◆ **Data for this task**:
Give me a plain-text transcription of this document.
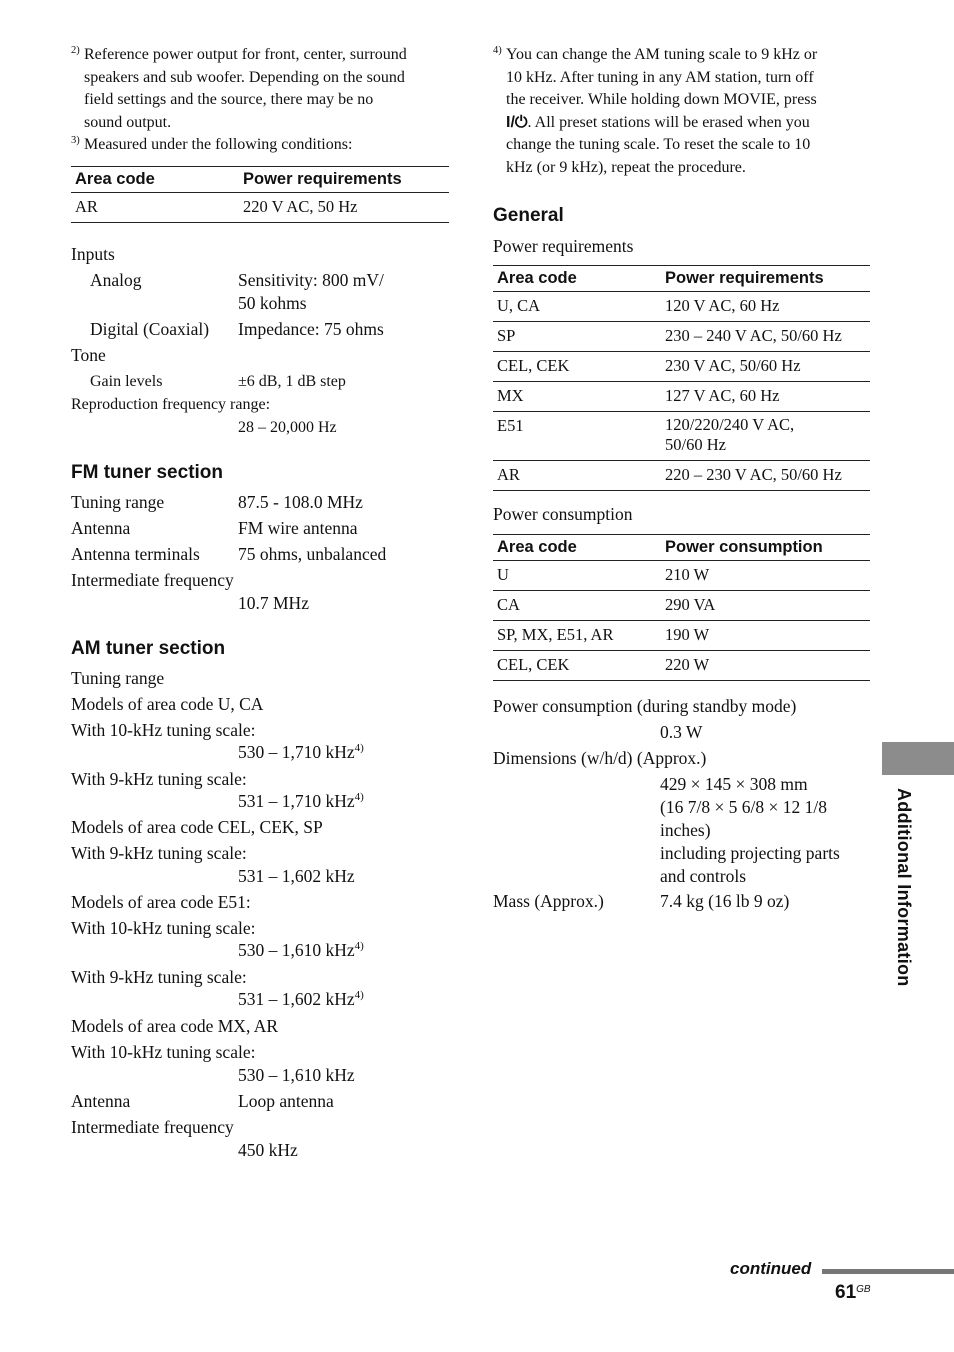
2) Reference power output for front, center, surround
speakers and sub woofer. Depending on the sound
field settings and the source, there may be no
sound output.
3) Measured under the following conditions:
Area code	Power requirements
AR	220 V AC, 50 Hz
Inputs
Analog	Sensitivity: 800 mV/
50 kohms
Digital (Coaxial) Impedance: 75 ohms
Tone
Gain levels	±6 dB, 1 dB step
Reproduction frequency range:
28 – 20,000 Hz
FM tuner section
Tuning range	87.5 - 108.0 MHz
Antenna	FM wire antenna
Antenna terminals 75 ohms, unbalanced
Intermediate frequency
10.7 MHz
AM tuner section
Tuning range
Models of area code U, CA
With 10-kHz tuning scale:
530 – 1,710 kHz$^{4)}$
With 9-kHz tuning scale:
531 – 1,710 kHz$^{4)}$
Models of area code CEL, CEK, SP
With 9-kHz tuning scale:
531 – 1,602 kHz
Models of area code E51:
With 10-kHz tuning scale:
530 – 1,610 kHz$^{4)}$
With 9-kHz tuning scale:
531 – 1,602 kHz$^{4)}$
Models of area code MX, AR
With 10-kHz tuning scale:
530 – 1,610 kHz
Antenna	Loop antenna
Intermediate frequency
450 kHz
4) You can change the AM tuning scale to 9 kHz or
10 kHz. After tuning in any AM station, turn off
the receiver. While holding down MOVIE, press
I/⏻. All preset stations will be erased when you
change the tuning scale. To reset the scale to 10
kHz (or 9 kHz), repeat the procedure.
General
Power requirements
Area code	Power requirements
U, CA	120 V AC, 60 Hz
SP	230 – 240 V AC, 50/60 Hz
CEL, CEK	230 V AC, 50/60 Hz
MX	127 V AC, 60 Hz
E51	120/220/240 V AC,
50/60 Hz
AR	220 – 230 V AC, 50/60 Hz
Power consumption
Area code	Power consumption
U	210 W
CA	290 VA
SP, MX, E51, AR	190 W
CEL, CEK	220 W
Power consumption (during standby mode)
0.3 W
Dimensions (w/h/d) (Approx.)
429 × 145 × 308 mm
(16 7/8 × 5 6/8 × 12 1/8
inches)
including projecting parts
and controls
Mass (Approx.)	7.4 kg (16 lb 9 oz)	Additional Information
continued
$61^{GB}$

◆ **Your task**: Return every line in the listing that contains the word "consumption".

◆ **Exercise solution**:
Power consumption
Area code	Power consumption
Power consumption (during standby mode)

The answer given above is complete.